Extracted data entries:
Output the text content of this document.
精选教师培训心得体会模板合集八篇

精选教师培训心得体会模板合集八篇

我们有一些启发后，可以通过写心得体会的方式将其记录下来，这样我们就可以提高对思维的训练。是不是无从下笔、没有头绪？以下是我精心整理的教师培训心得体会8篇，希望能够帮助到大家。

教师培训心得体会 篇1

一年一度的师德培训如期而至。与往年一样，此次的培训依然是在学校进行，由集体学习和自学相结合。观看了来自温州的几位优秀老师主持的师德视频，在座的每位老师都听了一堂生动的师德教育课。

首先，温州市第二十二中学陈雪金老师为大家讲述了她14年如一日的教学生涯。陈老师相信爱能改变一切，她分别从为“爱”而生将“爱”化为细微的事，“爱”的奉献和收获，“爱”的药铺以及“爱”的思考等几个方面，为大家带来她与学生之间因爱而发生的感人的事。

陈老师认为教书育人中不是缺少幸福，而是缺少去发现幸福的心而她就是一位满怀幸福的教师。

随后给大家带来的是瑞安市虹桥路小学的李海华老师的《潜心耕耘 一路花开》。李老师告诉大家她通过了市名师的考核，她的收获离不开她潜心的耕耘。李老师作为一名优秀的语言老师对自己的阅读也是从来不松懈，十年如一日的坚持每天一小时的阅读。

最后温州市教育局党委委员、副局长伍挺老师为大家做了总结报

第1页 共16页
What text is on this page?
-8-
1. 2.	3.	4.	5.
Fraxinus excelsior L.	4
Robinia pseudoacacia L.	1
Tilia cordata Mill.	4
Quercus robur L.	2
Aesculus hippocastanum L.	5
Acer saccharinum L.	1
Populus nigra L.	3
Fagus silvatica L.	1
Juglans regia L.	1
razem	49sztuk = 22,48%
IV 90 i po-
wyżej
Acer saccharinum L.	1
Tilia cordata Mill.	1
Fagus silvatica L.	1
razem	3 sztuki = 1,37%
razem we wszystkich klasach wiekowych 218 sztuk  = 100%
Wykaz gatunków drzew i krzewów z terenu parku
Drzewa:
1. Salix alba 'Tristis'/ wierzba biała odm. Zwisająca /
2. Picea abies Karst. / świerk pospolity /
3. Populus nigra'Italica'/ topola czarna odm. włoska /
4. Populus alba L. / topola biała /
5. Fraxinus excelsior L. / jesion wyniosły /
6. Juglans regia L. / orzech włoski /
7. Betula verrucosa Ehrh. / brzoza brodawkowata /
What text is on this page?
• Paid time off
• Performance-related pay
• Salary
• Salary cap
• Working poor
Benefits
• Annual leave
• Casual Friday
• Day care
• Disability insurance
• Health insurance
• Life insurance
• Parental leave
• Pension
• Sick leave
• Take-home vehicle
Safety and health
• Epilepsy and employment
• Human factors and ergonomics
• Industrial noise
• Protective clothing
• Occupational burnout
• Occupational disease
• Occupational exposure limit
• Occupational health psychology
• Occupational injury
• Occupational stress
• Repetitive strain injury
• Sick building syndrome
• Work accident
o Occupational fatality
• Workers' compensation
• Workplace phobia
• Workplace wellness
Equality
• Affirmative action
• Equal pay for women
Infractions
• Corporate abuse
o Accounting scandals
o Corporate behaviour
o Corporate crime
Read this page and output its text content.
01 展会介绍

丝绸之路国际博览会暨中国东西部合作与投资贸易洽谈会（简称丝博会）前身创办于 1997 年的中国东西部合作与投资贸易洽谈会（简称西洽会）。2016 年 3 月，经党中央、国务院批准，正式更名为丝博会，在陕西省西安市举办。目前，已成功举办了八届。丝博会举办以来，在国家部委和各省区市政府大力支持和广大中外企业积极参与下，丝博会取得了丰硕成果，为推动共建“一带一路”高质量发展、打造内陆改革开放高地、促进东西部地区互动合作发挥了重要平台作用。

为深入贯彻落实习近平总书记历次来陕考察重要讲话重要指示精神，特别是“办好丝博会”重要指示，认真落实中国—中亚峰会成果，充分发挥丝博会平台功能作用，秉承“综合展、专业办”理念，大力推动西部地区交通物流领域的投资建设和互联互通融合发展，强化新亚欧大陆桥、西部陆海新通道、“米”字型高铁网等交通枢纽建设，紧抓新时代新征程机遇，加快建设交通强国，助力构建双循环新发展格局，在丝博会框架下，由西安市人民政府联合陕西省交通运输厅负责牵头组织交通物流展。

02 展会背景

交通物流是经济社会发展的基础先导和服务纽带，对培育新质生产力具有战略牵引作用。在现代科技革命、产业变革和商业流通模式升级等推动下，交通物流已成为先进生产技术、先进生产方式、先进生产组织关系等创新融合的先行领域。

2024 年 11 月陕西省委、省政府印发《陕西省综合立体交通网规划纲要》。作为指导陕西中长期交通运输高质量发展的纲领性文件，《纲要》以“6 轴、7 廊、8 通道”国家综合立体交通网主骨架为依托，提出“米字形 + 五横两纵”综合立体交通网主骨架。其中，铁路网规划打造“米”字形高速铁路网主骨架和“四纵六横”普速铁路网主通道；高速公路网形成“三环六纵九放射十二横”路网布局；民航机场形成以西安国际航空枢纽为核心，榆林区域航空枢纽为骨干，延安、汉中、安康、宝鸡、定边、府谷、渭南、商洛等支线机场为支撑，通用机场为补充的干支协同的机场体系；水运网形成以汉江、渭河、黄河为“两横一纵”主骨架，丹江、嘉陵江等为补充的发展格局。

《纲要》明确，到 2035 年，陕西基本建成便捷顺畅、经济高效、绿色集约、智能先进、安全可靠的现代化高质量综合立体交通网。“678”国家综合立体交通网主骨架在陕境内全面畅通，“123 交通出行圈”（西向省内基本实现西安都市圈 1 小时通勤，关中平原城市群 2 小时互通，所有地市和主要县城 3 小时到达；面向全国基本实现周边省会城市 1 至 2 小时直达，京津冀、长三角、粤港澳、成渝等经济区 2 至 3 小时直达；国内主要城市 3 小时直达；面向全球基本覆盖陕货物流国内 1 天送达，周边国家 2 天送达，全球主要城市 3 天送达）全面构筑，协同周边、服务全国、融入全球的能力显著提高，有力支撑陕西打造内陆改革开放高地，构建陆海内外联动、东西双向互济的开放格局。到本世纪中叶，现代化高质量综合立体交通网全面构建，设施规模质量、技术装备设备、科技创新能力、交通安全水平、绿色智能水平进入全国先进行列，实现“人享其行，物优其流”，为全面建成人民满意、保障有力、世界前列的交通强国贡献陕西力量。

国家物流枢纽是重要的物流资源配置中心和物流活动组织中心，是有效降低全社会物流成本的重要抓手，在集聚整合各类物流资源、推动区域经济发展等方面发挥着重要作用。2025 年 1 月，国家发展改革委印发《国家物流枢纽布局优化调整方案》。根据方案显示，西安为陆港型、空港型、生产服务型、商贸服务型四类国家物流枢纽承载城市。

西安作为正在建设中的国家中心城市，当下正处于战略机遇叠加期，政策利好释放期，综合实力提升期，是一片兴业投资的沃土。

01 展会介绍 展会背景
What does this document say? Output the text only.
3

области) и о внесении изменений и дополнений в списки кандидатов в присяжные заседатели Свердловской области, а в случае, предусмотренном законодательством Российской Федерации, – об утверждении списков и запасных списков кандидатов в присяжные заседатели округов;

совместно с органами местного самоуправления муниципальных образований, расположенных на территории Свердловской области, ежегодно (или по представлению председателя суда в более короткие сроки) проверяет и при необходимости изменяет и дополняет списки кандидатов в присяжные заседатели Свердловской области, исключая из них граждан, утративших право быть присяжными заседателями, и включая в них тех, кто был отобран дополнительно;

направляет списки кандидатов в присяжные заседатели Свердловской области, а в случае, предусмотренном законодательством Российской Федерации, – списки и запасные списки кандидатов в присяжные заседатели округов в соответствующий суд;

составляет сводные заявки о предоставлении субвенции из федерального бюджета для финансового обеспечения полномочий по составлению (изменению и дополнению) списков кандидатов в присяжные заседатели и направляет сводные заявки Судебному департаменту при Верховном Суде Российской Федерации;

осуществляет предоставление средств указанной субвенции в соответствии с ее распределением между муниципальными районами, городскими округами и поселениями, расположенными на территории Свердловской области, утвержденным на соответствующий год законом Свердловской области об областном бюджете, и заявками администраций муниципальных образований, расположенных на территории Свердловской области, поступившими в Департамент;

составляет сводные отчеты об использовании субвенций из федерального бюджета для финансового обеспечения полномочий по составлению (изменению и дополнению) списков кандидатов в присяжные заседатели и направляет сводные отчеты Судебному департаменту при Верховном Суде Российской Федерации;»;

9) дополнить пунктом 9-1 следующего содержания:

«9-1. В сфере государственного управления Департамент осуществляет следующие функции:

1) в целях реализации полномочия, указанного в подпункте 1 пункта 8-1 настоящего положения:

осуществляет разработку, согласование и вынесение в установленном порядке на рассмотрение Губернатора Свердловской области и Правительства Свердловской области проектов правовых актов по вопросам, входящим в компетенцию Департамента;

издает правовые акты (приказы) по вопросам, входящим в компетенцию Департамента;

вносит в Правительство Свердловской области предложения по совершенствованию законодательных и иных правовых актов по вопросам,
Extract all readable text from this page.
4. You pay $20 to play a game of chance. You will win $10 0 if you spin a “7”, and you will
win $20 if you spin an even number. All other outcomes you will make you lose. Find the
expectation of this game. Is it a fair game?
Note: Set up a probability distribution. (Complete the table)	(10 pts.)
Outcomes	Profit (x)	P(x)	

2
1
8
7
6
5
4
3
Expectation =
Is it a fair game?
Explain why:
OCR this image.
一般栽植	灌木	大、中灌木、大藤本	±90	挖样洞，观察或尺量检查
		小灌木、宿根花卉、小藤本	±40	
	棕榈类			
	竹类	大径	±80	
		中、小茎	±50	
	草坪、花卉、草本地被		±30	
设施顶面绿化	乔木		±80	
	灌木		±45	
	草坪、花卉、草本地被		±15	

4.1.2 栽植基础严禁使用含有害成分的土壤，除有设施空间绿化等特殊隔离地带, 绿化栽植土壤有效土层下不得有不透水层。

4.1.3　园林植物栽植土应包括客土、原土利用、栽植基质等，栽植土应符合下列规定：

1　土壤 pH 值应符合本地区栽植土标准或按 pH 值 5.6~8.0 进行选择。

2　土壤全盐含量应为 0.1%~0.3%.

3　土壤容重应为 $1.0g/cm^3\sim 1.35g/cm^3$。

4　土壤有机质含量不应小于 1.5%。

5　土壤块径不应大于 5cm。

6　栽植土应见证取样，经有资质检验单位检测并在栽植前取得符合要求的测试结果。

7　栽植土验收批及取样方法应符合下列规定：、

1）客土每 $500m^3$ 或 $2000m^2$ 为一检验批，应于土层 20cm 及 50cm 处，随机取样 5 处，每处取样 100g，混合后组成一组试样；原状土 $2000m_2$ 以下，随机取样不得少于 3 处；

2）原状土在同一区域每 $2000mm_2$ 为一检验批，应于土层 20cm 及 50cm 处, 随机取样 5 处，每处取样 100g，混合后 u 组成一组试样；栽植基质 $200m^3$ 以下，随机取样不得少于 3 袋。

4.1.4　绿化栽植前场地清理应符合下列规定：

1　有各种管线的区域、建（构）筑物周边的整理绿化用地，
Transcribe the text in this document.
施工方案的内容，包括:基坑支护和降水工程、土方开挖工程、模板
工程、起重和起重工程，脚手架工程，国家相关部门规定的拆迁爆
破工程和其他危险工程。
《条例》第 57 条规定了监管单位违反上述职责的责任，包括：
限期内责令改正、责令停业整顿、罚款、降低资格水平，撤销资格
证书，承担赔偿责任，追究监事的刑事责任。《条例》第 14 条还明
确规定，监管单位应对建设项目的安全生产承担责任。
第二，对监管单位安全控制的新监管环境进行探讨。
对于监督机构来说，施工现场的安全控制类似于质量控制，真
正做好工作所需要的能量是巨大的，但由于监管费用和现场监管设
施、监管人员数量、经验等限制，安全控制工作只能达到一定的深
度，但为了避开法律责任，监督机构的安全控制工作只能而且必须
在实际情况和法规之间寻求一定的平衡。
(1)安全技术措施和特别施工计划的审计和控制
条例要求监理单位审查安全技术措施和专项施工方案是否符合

Requirement:
Return precisely the lines of the records, starting with the line that holds "Extract all readable text from this page." and ending with the last one.

Task output:
Extract all readable text from this page.
4. You pay $20 to play a game of chance. You will win $10 0 if you spin a “7”, and you will
win $20 if you spin an even number. All other outcomes you will make you lose. Find the
expectation of this game. Is it a fair game?
Note: Set up a probability distribution. (Complete the table)	(10 pts.)
Outcomes	Profit (x)	P(x)	

2
1
8
7
6
5
4
3
Expectation =
Is it a fair game?
Explain why:
OCR this image.
一般栽植	灌木	大、中灌木、大藤本	±90	挖样洞，观察或尺量检查
		小灌木、宿根花卉、小藤本	±40	
	棕榈类			
	竹类	大径	±80	
		中、小茎	±50	
	草坪、花卉、草本地被		±30	
设施顶面绿化	乔木		±80	
	灌木		±45	
	草坪、花卉、草本地被		±15	

4.1.2 栽植基础严禁使用含有害成分的土壤，除有设施空间绿化等特殊隔离地带, 绿化栽植土壤有效土层下不得有不透水层。

4.1.3　园林植物栽植土应包括客土、原土利用、栽植基质等，栽植土应符合下列规定：

1　土壤 pH 值应符合本地区栽植土标准或按 pH 值 5.6~8.0 进行选择。

2　土壤全盐含量应为 0.1%~0.3%.

3　土壤容重应为 $1.0g/cm^3\sim 1.35g/cm^3$。

4　土壤有机质含量不应小于 1.5%。

5　土壤块径不应大于 5cm。

6　栽植土应见证取样，经有资质检验单位检测并在栽植前取得符合要求的测试结果。

7　栽植土验收批及取样方法应符合下列规定：、

1）客土每 $500m^3$ 或 $2000m^2$ 为一检验批，应于土层 20cm 及 50cm 处，随机取样 5 处，每处取样 100g，混合后组成一组试样；原状土 $2000m_2$ 以下，随机取样不得少于 3 处；

2）原状土在同一区域每 $2000mm_2$ 为一检验批，应于土层 20cm 及 50cm 处, 随机取样 5 处，每处取样 100g，混合后 u 组成一组试样；栽植基质 $200m^3$ 以下，随机取样不得少于 3 袋。

4.1.4　绿化栽植前场地清理应符合下列规定：

1　有各种管线的区域、建（构）筑物周边的整理绿化用地，
Transcribe the text in this document.
施工方案的内容，包括:基坑支护和降水工程、土方开挖工程、模板
工程、起重和起重工程，脚手架工程，国家相关部门规定的拆迁爆
破工程和其他危险工程。
《条例》第 57 条规定了监管单位违反上述职责的责任，包括：
限期内责令改正、责令停业整顿、罚款、降低资格水平，撤销资格
证书，承担赔偿责任，追究监事的刑事责任。《条例》第 14 条还明
确规定，监管单位应对建设项目的安全生产承担责任。
第二，对监管单位安全控制的新监管环境进行探讨。
对于监督机构来说，施工现场的安全控制类似于质量控制，真
正做好工作所需要的能量是巨大的，但由于监管费用和现场监管设
施、监管人员数量、经验等限制，安全控制工作只能达到一定的深
度，但为了避开法律责任，监督机构的安全控制工作只能而且必须
在实际情况和法规之间寻求一定的平衡。
(1)安全技术措施和特别施工计划的审计和控制
条例要求监理单位审查安全技术措施和专项施工方案是否符合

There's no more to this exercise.